» **Written task**: Below are the records. List every line holding the word "water".

» **Supplied material**:
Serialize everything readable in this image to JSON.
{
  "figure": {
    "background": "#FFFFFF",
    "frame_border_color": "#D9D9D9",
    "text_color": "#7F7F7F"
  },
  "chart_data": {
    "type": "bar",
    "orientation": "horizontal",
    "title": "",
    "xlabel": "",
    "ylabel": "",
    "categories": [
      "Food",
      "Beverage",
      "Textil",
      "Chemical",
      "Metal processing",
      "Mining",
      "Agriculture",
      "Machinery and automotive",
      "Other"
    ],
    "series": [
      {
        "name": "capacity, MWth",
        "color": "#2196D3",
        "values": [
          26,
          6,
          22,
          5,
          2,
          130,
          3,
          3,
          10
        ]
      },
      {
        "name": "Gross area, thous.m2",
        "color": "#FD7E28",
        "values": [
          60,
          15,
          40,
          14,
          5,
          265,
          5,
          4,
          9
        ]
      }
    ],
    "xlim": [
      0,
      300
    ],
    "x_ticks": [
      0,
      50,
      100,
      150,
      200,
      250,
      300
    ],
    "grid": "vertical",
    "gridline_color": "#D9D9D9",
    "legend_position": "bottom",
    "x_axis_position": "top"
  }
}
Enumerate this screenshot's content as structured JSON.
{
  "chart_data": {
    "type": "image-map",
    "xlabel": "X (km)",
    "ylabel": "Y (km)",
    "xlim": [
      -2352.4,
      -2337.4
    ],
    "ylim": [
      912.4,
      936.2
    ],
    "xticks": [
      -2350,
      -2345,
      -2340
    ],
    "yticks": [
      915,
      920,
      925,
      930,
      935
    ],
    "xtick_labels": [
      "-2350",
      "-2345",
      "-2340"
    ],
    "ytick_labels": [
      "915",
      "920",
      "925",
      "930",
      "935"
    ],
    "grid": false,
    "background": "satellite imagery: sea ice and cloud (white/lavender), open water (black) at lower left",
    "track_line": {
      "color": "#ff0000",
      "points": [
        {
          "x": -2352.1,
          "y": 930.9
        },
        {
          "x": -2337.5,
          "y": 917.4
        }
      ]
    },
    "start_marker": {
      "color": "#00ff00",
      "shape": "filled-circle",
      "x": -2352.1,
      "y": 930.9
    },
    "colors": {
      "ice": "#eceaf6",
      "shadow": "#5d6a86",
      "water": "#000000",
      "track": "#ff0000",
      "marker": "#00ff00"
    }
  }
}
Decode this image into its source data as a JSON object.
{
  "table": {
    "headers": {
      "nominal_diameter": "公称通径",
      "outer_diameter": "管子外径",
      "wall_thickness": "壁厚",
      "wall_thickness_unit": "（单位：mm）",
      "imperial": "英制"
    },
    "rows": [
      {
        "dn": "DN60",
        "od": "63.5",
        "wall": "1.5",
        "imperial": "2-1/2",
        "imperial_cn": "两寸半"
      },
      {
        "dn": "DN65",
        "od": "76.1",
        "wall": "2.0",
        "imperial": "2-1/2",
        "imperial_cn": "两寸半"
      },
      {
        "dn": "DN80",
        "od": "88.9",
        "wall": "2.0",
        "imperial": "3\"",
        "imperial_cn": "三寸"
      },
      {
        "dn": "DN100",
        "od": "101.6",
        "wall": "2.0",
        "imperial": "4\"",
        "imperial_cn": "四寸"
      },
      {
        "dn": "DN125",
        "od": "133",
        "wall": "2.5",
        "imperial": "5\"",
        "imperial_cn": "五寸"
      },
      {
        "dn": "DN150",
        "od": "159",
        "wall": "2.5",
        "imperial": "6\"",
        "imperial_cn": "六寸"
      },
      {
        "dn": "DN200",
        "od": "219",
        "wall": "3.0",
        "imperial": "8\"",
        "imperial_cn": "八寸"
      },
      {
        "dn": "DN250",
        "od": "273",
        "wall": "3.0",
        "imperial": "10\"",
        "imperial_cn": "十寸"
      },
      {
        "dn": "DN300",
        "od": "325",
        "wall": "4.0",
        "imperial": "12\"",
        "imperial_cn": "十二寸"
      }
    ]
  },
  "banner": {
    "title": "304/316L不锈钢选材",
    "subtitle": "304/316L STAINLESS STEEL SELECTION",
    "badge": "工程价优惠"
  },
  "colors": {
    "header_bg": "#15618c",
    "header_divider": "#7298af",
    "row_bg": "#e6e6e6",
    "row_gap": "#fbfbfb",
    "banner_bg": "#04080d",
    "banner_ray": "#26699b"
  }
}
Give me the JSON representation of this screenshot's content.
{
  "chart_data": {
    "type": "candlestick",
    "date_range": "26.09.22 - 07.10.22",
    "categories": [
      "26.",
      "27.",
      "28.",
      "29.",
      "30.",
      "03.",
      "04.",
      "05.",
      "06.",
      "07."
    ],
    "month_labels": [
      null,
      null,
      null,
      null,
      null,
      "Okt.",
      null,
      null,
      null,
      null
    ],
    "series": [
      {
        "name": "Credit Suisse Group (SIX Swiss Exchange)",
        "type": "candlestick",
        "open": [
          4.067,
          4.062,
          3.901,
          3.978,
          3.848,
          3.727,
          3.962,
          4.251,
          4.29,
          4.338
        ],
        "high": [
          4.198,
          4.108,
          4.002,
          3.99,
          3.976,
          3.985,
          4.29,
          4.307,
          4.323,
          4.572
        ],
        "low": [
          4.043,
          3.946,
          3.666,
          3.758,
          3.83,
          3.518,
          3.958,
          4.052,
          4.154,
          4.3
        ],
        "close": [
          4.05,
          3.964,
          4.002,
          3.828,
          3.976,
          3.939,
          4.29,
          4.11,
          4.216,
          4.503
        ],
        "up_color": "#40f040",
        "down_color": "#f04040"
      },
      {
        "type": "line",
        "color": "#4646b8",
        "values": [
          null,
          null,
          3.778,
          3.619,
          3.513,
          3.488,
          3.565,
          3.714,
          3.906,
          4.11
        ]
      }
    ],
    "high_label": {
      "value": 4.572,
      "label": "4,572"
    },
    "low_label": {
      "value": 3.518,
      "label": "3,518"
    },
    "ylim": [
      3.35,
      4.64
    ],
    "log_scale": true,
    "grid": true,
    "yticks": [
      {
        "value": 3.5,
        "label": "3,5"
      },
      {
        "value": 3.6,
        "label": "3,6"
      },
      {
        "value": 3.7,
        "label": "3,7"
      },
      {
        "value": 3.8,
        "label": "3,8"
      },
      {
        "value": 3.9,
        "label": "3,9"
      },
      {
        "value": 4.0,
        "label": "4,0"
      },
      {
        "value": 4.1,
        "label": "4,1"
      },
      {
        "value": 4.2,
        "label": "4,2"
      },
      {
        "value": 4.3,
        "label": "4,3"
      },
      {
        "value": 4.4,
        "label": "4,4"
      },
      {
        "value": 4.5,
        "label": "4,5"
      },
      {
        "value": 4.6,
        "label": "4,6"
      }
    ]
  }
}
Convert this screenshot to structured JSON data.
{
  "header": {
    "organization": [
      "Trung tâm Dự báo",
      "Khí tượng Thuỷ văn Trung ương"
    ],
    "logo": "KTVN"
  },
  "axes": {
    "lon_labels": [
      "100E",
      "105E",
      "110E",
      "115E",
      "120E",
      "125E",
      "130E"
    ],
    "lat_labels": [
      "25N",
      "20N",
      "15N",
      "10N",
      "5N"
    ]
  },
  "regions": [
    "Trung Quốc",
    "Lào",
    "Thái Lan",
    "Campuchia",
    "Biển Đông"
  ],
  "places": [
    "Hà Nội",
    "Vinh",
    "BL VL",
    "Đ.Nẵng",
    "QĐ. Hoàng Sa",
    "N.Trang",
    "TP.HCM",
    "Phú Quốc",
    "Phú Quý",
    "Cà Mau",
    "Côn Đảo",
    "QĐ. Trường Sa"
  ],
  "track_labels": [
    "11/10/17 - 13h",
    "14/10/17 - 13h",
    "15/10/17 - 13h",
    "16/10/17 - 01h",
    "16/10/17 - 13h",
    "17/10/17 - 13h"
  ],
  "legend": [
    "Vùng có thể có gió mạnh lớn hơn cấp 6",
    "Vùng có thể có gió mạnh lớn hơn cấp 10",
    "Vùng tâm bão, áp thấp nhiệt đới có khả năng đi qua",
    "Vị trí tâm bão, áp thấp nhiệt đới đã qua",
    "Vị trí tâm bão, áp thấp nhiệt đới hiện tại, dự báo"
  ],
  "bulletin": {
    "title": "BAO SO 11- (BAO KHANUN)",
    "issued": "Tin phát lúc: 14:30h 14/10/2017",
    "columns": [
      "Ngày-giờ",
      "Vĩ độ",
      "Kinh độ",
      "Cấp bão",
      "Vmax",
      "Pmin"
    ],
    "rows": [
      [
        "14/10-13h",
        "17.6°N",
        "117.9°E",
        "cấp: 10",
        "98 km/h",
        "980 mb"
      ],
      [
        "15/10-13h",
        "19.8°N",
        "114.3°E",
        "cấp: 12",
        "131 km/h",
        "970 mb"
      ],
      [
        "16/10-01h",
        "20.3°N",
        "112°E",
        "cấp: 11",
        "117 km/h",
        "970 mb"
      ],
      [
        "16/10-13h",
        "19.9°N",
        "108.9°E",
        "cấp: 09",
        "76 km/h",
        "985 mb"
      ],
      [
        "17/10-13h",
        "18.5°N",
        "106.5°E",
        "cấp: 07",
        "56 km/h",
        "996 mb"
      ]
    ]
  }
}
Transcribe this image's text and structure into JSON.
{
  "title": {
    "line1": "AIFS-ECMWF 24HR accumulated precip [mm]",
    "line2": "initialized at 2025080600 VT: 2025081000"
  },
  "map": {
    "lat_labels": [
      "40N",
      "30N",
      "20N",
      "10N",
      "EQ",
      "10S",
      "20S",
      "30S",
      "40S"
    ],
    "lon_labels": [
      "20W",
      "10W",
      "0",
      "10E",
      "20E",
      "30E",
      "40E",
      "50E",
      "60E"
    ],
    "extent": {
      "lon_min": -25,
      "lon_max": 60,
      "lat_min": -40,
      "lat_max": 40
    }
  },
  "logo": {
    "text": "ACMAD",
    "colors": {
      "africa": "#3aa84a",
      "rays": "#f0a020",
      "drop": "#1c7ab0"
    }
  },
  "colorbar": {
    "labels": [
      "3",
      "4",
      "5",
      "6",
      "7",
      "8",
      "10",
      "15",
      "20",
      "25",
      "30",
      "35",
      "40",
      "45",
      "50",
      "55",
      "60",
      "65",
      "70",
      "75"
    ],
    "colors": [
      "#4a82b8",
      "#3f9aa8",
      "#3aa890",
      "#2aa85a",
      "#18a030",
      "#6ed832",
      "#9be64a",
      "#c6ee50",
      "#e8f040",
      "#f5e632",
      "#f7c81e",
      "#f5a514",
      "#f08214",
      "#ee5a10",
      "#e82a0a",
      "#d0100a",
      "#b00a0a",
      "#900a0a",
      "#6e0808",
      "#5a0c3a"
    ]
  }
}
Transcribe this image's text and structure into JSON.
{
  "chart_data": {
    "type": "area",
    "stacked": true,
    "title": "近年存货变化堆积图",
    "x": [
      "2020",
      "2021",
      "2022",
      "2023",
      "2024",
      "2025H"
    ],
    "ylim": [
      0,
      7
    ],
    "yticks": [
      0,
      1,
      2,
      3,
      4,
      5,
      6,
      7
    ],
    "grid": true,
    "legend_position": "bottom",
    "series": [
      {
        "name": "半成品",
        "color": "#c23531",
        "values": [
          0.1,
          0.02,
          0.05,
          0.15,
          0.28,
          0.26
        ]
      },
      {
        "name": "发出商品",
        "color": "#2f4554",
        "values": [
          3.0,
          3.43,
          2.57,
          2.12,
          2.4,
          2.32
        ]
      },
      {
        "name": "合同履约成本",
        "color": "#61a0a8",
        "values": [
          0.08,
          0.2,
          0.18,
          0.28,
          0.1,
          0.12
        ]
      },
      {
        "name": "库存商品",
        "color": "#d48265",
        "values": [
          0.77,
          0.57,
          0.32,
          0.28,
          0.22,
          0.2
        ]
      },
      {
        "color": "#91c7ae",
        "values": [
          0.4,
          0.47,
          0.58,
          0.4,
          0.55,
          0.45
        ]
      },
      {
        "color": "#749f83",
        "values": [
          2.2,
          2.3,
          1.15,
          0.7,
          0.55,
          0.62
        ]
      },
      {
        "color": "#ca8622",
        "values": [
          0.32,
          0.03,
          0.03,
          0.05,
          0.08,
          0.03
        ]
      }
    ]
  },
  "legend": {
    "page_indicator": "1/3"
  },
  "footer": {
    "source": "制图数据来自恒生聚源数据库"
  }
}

» **Solved problem**:
    "background": "satellite imagery: sea ice and cloud (white/lavender), open water (black) at lower left",
      "water": "#000000",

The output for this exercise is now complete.